— WHAT YOU ARE ASKED TO DO —
Using the material below, copy every line where "lastTime" appears.

— DATASET —
══════════════════════════════
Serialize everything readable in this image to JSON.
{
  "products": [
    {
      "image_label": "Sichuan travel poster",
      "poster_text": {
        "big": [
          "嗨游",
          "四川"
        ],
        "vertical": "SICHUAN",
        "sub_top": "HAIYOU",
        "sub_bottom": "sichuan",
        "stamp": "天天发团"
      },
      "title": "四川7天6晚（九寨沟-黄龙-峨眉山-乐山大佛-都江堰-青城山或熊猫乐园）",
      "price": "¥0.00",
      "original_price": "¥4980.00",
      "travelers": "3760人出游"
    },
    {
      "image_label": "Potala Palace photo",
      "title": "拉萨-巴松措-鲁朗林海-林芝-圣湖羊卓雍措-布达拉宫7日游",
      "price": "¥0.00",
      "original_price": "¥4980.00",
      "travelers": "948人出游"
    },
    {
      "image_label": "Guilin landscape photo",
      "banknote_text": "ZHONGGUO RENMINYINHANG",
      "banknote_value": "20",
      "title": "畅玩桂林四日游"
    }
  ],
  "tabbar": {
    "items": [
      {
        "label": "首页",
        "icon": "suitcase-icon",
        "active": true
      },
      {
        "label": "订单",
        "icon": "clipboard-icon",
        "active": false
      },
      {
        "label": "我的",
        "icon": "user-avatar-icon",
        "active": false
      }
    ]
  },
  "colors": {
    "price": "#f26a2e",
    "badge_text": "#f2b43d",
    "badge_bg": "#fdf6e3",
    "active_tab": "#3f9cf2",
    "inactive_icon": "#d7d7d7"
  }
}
══════════════════════════════
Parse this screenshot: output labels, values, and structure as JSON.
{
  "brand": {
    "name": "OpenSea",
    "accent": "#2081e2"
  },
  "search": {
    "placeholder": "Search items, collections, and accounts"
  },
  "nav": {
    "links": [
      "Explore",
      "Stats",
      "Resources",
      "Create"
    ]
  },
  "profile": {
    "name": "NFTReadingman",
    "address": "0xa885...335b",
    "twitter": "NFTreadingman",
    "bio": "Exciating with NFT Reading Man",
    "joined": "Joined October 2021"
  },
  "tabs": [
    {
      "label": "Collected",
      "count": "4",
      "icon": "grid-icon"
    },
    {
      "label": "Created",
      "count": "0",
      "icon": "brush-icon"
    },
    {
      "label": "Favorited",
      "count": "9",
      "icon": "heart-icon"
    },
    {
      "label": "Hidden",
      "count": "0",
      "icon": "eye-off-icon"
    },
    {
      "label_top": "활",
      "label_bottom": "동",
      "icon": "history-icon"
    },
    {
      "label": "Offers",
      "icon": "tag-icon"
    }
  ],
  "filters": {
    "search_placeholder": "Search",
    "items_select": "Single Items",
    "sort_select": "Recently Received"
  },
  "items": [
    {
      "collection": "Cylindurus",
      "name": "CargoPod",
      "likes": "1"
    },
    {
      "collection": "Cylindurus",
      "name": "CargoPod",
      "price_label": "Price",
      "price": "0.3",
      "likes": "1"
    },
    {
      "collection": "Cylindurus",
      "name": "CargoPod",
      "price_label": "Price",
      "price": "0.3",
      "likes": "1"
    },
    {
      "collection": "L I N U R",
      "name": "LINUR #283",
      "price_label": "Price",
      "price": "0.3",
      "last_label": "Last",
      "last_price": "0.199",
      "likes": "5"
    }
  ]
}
══════════════════════════════
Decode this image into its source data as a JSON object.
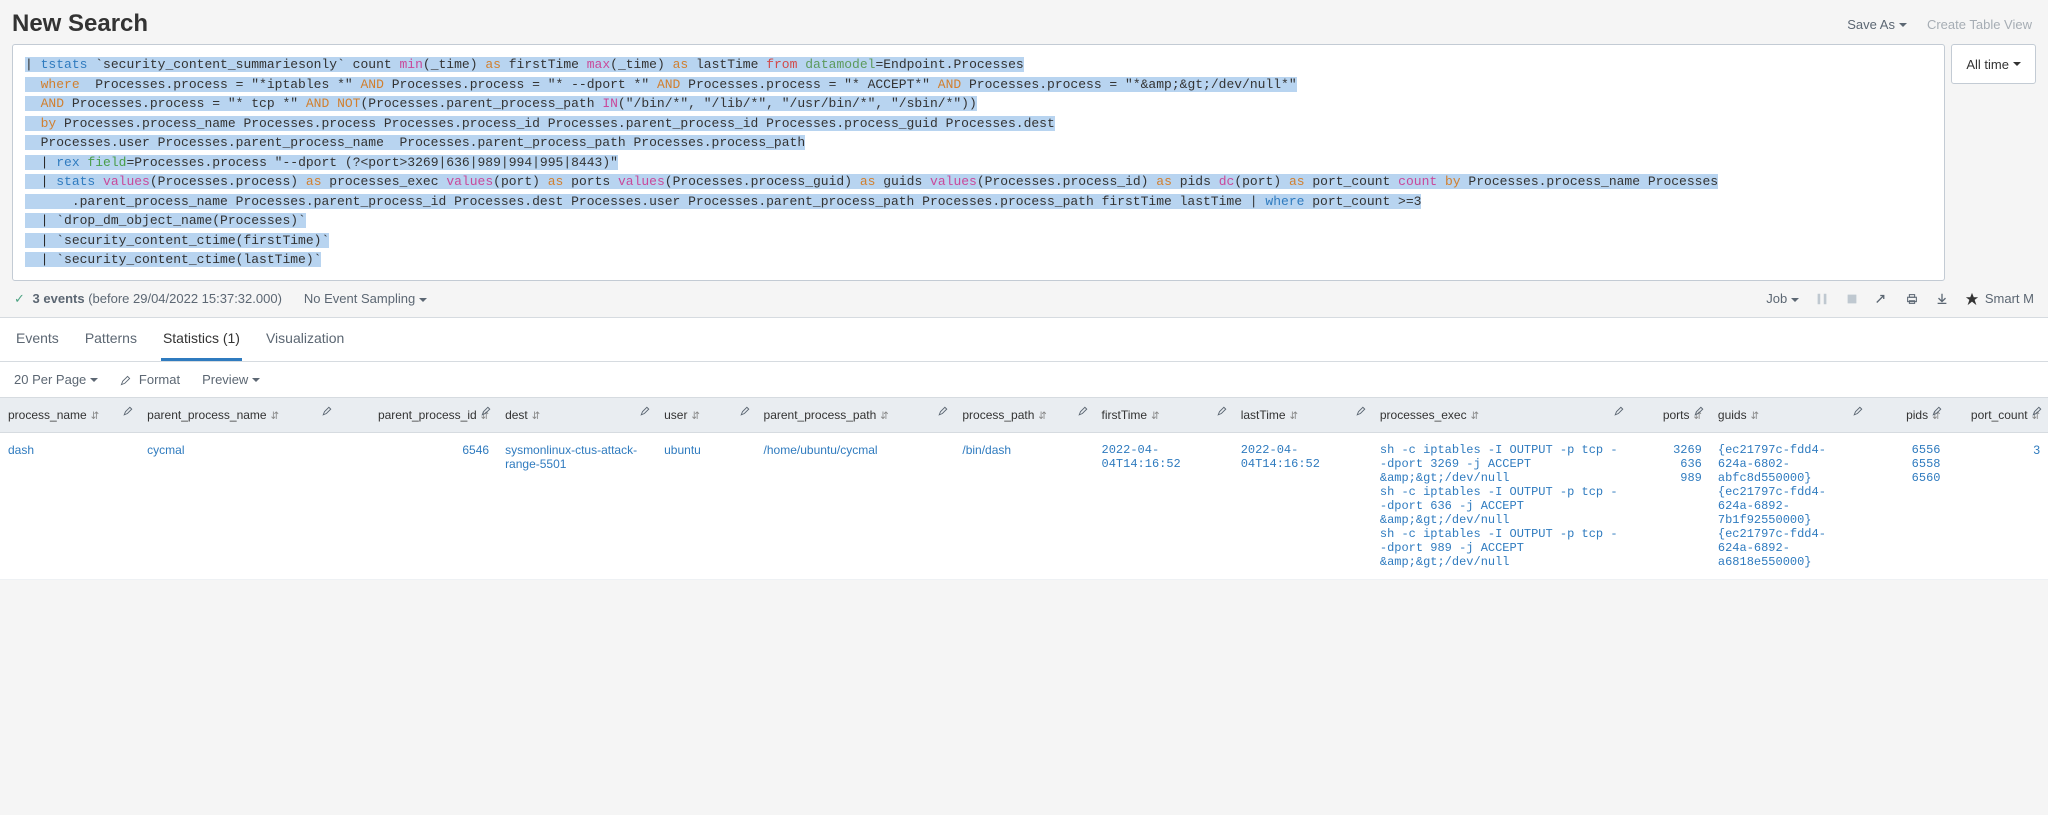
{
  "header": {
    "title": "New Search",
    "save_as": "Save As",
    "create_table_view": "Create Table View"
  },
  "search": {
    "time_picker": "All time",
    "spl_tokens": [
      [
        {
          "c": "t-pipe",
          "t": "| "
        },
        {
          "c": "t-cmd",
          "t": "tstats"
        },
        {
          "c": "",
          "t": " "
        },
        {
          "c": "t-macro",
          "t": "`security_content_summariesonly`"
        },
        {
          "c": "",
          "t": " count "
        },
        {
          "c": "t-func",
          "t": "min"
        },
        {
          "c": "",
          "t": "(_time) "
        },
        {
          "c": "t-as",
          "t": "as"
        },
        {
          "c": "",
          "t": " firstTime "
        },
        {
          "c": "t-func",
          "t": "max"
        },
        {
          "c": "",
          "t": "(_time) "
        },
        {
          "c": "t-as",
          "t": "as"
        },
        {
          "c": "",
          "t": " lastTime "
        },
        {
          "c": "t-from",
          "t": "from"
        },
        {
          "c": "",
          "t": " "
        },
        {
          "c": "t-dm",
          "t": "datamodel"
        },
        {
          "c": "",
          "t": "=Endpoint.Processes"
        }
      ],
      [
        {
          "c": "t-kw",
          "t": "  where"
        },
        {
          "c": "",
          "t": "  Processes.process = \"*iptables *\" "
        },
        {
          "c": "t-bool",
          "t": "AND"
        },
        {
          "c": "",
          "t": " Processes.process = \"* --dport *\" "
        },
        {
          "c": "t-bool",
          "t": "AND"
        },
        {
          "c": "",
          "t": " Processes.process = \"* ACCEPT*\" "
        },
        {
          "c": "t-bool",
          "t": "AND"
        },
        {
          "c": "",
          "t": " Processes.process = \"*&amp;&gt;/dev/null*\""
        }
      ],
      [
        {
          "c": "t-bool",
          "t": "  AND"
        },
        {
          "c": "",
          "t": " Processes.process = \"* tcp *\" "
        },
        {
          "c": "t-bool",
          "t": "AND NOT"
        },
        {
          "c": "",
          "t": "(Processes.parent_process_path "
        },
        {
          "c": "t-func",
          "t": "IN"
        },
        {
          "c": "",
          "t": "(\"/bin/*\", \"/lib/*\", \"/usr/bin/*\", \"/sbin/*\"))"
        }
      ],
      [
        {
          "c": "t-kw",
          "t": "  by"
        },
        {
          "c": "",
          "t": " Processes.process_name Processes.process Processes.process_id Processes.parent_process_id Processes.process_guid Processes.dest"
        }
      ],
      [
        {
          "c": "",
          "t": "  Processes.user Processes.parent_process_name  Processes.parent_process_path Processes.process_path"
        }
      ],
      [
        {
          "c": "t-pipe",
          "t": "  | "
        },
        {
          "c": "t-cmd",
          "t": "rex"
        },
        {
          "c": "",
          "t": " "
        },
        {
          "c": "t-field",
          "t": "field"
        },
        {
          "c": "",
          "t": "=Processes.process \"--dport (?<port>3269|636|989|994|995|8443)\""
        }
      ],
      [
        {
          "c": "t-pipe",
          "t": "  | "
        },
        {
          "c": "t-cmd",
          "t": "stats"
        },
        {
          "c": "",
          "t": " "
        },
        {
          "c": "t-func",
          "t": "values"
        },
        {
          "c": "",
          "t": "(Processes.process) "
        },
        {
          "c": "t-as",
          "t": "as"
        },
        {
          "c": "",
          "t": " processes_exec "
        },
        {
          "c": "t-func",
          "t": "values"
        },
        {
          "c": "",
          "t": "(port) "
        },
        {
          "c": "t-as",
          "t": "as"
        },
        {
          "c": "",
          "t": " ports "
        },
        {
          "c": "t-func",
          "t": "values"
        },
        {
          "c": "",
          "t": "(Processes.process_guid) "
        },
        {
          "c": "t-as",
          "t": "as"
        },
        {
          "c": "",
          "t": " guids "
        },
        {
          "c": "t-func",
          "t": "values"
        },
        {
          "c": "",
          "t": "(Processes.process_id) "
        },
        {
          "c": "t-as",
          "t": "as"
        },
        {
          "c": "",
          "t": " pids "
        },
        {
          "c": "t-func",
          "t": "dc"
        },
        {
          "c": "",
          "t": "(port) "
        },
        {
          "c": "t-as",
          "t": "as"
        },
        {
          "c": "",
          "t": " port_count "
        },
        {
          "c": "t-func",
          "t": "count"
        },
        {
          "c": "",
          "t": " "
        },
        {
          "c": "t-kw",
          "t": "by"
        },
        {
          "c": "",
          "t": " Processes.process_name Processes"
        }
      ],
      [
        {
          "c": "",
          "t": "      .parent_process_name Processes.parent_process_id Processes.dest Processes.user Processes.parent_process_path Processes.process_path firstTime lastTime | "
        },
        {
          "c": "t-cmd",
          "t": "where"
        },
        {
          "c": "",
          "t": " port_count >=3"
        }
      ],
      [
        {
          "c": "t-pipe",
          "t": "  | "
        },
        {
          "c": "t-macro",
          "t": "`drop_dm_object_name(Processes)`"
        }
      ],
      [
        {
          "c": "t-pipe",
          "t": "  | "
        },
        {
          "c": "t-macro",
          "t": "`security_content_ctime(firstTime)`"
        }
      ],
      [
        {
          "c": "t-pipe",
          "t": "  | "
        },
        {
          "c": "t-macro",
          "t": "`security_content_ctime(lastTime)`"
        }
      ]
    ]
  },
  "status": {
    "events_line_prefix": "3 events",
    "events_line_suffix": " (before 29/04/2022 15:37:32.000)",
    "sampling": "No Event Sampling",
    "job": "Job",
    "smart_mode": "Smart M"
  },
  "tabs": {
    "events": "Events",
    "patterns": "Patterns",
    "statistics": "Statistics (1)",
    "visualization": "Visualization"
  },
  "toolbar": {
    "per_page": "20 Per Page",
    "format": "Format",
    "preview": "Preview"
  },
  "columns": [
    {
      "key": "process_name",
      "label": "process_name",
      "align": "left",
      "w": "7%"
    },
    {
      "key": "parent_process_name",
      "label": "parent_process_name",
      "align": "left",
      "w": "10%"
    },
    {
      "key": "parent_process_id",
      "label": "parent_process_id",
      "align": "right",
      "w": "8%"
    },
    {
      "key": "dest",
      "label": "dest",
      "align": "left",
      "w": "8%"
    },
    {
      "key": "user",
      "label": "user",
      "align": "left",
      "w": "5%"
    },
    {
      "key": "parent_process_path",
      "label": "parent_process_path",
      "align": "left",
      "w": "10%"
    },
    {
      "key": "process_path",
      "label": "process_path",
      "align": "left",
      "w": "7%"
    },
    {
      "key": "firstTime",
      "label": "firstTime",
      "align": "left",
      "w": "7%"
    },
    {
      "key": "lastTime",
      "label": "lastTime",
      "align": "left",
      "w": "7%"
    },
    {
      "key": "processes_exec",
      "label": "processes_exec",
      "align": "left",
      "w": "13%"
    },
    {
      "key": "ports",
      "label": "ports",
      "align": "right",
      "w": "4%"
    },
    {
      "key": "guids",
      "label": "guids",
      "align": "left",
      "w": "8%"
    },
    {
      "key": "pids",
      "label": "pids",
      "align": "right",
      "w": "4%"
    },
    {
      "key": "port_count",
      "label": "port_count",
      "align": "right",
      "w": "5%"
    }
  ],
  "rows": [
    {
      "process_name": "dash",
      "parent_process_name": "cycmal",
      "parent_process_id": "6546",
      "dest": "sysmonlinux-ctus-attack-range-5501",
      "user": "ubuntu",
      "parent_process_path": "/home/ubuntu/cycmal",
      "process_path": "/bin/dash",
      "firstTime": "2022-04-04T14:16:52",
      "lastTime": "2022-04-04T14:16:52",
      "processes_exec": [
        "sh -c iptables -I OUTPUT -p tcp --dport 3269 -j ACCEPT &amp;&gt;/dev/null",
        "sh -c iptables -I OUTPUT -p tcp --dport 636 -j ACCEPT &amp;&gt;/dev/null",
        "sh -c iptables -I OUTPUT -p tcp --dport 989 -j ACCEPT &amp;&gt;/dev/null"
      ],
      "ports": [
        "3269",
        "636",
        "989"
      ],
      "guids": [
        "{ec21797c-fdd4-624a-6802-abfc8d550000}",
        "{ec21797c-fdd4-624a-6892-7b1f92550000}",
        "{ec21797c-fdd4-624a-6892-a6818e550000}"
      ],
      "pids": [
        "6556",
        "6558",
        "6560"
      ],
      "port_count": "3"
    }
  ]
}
══════════════════════════════
— WRITTEN RESPONSE —
          "t": " lastTime "
          "t": "      .parent_process_name Processes.parent_process_id Processes.dest Processes.user Processes.parent_process_path Processes.process_path firstTime lastTime | "
          "t": "`security_content_ctime(lastTime)`"
      "key": "lastTime",
      "label": "lastTime",
      "lastTime": "2022-04-04T14:16:52",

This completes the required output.